- [STATED EXERCISE]:
Go through the material and write it all out exactly, minus the pictures.

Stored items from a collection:
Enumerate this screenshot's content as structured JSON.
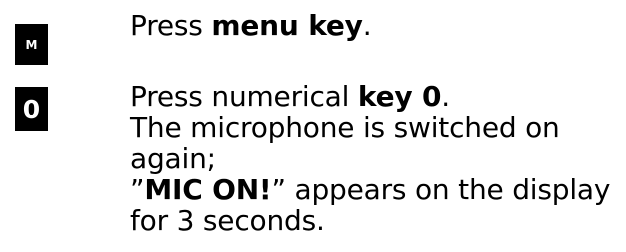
{
  "steps": [
    {
      "key_label": "M",
      "pre": "Press ",
      "bold": "menu key",
      "post": "."
    },
    {
      "key_label": "0",
      "pre": "Press numerical ",
      "bold": "key 0",
      "post": ".",
      "line2": "The microphone is switched on",
      "line3": "again;",
      "quote_open": "”",
      "quote_bold": "MIC ON!",
      "quote_rest": "” appears on the display",
      "line5": "for 3 seconds."
    }
  ]
}
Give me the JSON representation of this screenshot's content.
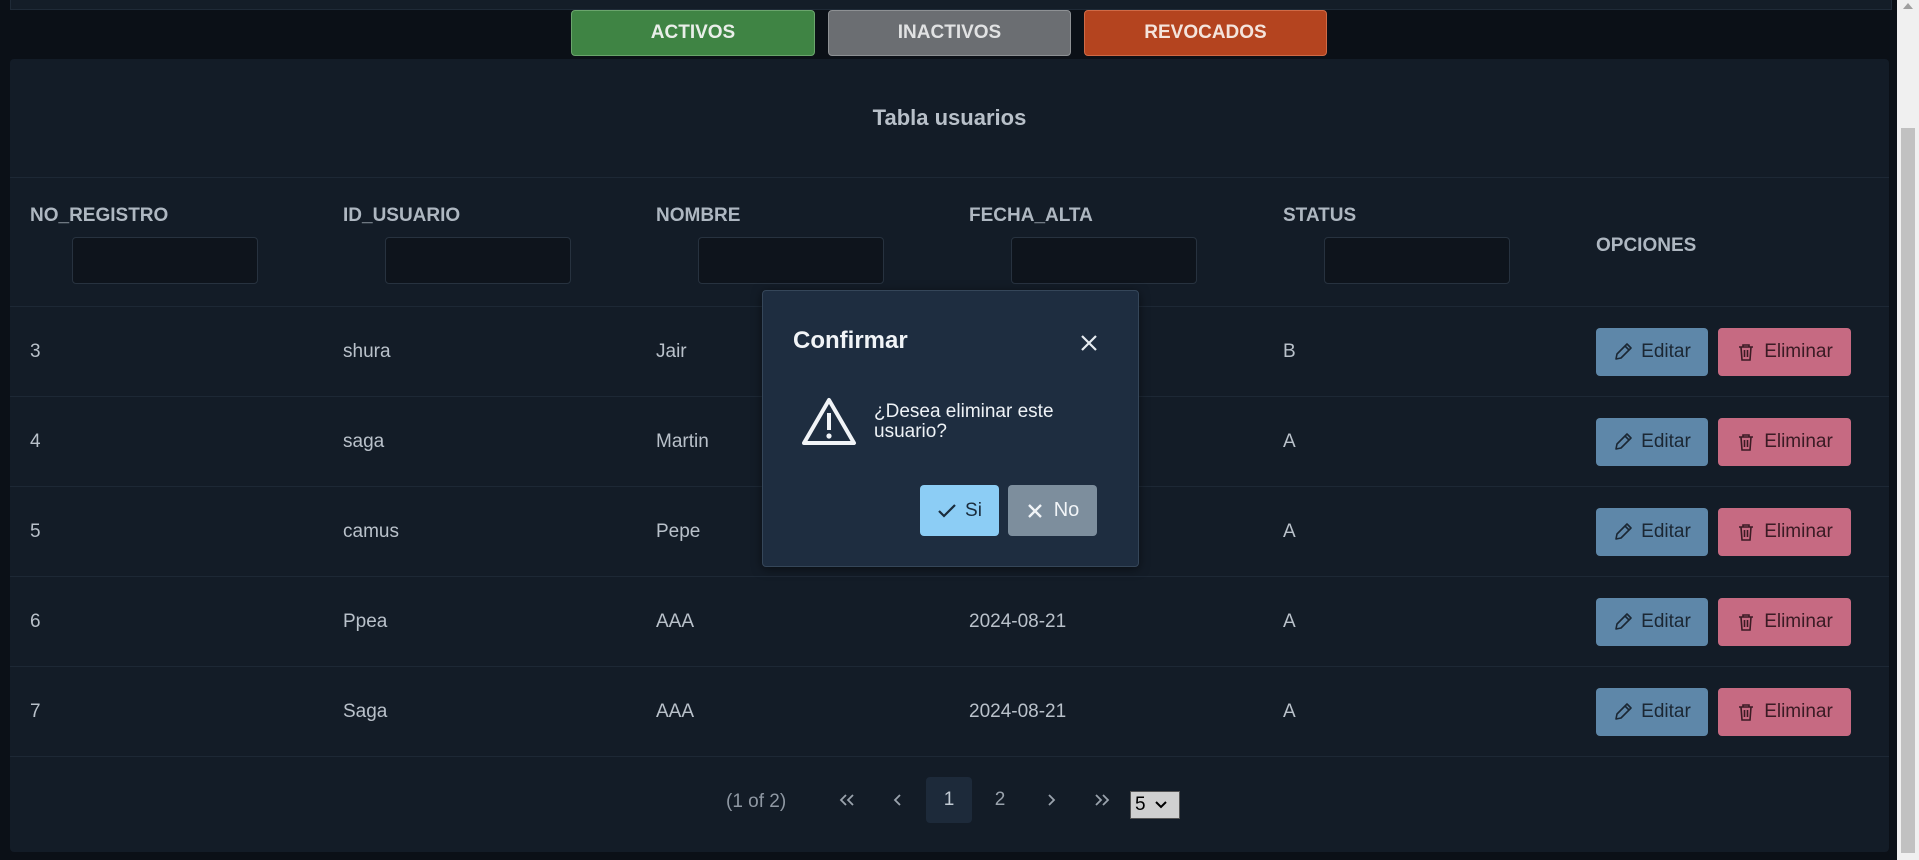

- [EXERCISE RESPONSE]:
Enumerate this screenshot's content as structured JSON.
{
  "steps": [
    {
      "key_label": "M",
      "pre": "Press ",
      "bold": "menu key",
      "post": "."
    },
    {
      "key_label": "0",
      "pre": "Press numerical ",
      "bold": "key 0",
      "post": ".",
      "line2": "The microphone is switched on",
      "line3": "again;",
      "quote_open": "”",
      "quote_bold": "MIC ON!",
      "quote_rest": "” appears on the display",
      "line5": "for 3 seconds."
    }
  ]
}
Give me the JSON representation of this screenshot's content.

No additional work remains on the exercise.